(Figure contents as structured data)
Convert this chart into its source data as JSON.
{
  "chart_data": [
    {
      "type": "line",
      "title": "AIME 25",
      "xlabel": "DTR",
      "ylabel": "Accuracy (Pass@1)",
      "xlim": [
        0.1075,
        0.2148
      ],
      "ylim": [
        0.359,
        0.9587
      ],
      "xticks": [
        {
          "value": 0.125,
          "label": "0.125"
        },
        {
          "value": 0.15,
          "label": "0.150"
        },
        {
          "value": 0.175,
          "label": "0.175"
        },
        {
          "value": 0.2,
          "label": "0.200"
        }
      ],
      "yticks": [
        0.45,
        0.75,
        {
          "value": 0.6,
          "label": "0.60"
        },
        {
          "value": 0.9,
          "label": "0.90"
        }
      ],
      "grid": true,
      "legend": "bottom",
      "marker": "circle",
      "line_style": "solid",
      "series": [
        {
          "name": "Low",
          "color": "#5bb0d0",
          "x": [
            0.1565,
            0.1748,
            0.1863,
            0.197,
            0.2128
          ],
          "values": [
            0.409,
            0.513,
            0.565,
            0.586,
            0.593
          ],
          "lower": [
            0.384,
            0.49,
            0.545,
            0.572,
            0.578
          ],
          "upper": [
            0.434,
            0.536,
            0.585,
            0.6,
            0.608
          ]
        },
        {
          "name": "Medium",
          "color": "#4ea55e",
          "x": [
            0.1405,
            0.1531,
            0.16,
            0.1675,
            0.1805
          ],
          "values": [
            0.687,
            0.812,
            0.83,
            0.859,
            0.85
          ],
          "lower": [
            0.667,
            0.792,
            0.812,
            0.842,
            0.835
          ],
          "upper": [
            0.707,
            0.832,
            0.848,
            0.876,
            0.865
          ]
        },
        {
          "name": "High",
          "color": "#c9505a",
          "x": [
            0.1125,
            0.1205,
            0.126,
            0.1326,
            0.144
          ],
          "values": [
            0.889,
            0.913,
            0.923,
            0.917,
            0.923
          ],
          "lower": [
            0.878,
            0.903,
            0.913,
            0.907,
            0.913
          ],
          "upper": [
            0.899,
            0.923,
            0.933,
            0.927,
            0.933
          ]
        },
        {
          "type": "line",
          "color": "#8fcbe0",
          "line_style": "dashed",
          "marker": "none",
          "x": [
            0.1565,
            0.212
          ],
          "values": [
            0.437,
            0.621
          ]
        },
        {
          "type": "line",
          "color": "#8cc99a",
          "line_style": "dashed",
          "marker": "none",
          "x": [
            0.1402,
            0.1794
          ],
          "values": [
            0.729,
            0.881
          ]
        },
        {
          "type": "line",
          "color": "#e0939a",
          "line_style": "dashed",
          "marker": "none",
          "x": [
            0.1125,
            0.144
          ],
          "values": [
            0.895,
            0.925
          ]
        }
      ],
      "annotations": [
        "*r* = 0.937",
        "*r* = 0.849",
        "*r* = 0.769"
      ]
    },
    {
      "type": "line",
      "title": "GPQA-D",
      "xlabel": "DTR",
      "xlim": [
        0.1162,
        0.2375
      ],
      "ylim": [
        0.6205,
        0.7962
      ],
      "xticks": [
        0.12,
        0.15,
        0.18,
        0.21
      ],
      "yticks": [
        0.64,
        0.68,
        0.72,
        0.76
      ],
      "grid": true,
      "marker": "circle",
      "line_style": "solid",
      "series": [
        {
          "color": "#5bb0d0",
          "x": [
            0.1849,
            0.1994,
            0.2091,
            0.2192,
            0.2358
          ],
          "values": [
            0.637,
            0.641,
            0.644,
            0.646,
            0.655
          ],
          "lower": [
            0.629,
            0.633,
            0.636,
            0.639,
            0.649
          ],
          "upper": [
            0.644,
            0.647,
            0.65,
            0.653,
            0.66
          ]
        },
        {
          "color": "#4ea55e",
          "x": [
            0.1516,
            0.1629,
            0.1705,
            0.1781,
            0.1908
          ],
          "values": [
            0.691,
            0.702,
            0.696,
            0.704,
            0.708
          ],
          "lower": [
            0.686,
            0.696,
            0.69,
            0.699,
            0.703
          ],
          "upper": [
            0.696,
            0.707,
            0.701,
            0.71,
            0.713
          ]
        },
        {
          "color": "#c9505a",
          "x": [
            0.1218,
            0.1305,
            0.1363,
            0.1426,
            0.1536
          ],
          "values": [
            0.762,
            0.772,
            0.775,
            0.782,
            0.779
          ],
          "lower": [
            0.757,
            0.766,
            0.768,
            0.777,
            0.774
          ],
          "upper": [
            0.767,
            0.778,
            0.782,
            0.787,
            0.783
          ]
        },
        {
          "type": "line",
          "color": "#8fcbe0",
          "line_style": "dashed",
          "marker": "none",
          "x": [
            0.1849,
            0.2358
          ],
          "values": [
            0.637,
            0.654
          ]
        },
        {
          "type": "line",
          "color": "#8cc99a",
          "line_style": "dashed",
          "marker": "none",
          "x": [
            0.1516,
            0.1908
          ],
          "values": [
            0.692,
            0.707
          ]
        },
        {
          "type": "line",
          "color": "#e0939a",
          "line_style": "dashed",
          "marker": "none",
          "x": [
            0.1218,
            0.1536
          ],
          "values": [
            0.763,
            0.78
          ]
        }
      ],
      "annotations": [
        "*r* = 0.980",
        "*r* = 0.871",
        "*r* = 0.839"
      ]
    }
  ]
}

Stated goal | Please repeat the material above, word for word and in full.

Solution to this exercise |
Convert this chart into its source data as JSON.
{
  "chart_data": [
    {
      "type": "line",
      "title": "AIME 25",
      "xlabel": "DTR",
      "ylabel": "Accuracy (Pass@1)",
      "xlim": [
        0.1075,
        0.2148
      ],
      "ylim": [
        0.359,
        0.9587
      ],
      "xticks": [
        {
          "value": 0.125,
          "label": "0.125"
        },
        {
          "value": 0.15,
          "label": "0.150"
        },
        {
          "value": 0.175,
          "label": "0.175"
        },
        {
          "value": 0.2,
          "label": "0.200"
        }
      ],
      "yticks": [
        0.45,
        0.75,
        {
          "value": 0.6,
          "label": "0.60"
        },
        {
          "value": 0.9,
          "label": "0.90"
        }
      ],
      "grid": true,
      "legend": "bottom",
      "marker": "circle",
      "line_style": "solid",
      "series": [
        {
          "name": "Low",
          "color": "#5bb0d0",
          "x": [
            0.1565,
            0.1748,
            0.1863,
            0.197,
            0.2128
          ],
          "values": [
            0.409,
            0.513,
            0.565,
            0.586,
            0.593
          ],
          "lower": [
            0.384,
            0.49,
            0.545,
            0.572,
            0.578
          ],
          "upper": [
            0.434,
            0.536,
            0.585,
            0.6,
            0.608
          ]
        },
        {
          "name": "Medium",
          "color": "#4ea55e",
          "x": [
            0.1405,
            0.1531,
            0.16,
            0.1675,
            0.1805
          ],
          "values": [
            0.687,
            0.812,
            0.83,
            0.859,
            0.85
          ],
          "lower": [
            0.667,
            0.792,
            0.812,
            0.842,
            0.835
          ],
          "upper": [
            0.707,
            0.832,
            0.848,
            0.876,
            0.865
          ]
        },
        {
          "name": "High",
          "color": "#c9505a",
          "x": [
            0.1125,
            0.1205,
            0.126,
            0.1326,
            0.144
          ],
          "values": [
            0.889,
            0.913,
            0.923,
            0.917,
            0.923
          ],
          "lower": [
            0.878,
            0.903,
            0.913,
            0.907,
            0.913
          ],
          "upper": [
            0.899,
            0.923,
            0.933,
            0.927,
            0.933
          ]
        },
        {
          "type": "line",
          "color": "#8fcbe0",
          "line_style": "dashed",
          "marker": "none",
          "x": [
            0.1565,
            0.212
          ],
          "values": [
            0.437,
            0.621
          ]
        },
        {
          "type": "line",
          "color": "#8cc99a",
          "line_style": "dashed",
          "marker": "none",
          "x": [
            0.1402,
            0.1794
          ],
          "values": [
            0.729,
            0.881
          ]
        },
        {
          "type": "line",
          "color": "#e0939a",
          "line_style": "dashed",
          "marker": "none",
          "x": [
            0.1125,
            0.144
          ],
          "values": [
            0.895,
            0.925
          ]
        }
      ],
      "annotations": [
        "*r* = 0.937",
        "*r* = 0.849",
        "*r* = 0.769"
      ]
    },
    {
      "type": "line",
      "title": "GPQA-D",
      "xlabel": "DTR",
      "xlim": [
        0.1162,
        0.2375
      ],
      "ylim": [
        0.6205,
        0.7962
      ],
      "xticks": [
        0.12,
        0.15,
        0.18,
        0.21
      ],
      "yticks": [
        0.64,
        0.68,
        0.72,
        0.76
      ],
      "grid": true,
      "marker": "circle",
      "line_style": "solid",
      "series": [
        {
          "color": "#5bb0d0",
          "x": [
            0.1849,
            0.1994,
            0.2091,
            0.2192,
            0.2358
          ],
          "values": [
            0.637,
            0.641,
            0.644,
            0.646,
            0.655
          ],
          "lower": [
            0.629,
            0.633,
            0.636,
            0.639,
            0.649
          ],
          "upper": [
            0.644,
            0.647,
            0.65,
            0.653,
            0.66
          ]
        },
        {
          "color": "#4ea55e",
          "x": [
            0.1516,
            0.1629,
            0.1705,
            0.1781,
            0.1908
          ],
          "values": [
            0.691,
            0.702,
            0.696,
            0.704,
            0.708
          ],
          "lower": [
            0.686,
            0.696,
            0.69,
            0.699,
            0.703
          ],
          "upper": [
            0.696,
            0.707,
            0.701,
            0.71,
            0.713
          ]
        },
        {
          "color": "#c9505a",
          "x": [
            0.1218,
            0.1305,
            0.1363,
            0.1426,
            0.1536
          ],
          "values": [
            0.762,
            0.772,
            0.775,
            0.782,
            0.779
          ],
          "lower": [
            0.757,
            0.766,
            0.768,
            0.777,
            0.774
          ],
          "upper": [
            0.767,
            0.778,
            0.782,
            0.787,
            0.783
          ]
        },
        {
          "type": "line",
          "color": "#8fcbe0",
          "line_style": "dashed",
          "marker": "none",
          "x": [
            0.1849,
            0.2358
          ],
          "values": [
            0.637,
            0.654
          ]
        },
        {
          "type": "line",
          "color": "#8cc99a",
          "line_style": "dashed",
          "marker": "none",
          "x": [
            0.1516,
            0.1908
          ],
          "values": [
            0.692,
            0.707
          ]
        },
        {
          "type": "line",
          "color": "#e0939a",
          "line_style": "dashed",
          "marker": "none",
          "x": [
            0.1218,
            0.1536
          ],
          "values": [
            0.763,
            0.78
          ]
        }
      ],
      "annotations": [
        "*r* = 0.980",
        "*r* = 0.871",
        "*r* = 0.839"
      ]
    }
  ]
}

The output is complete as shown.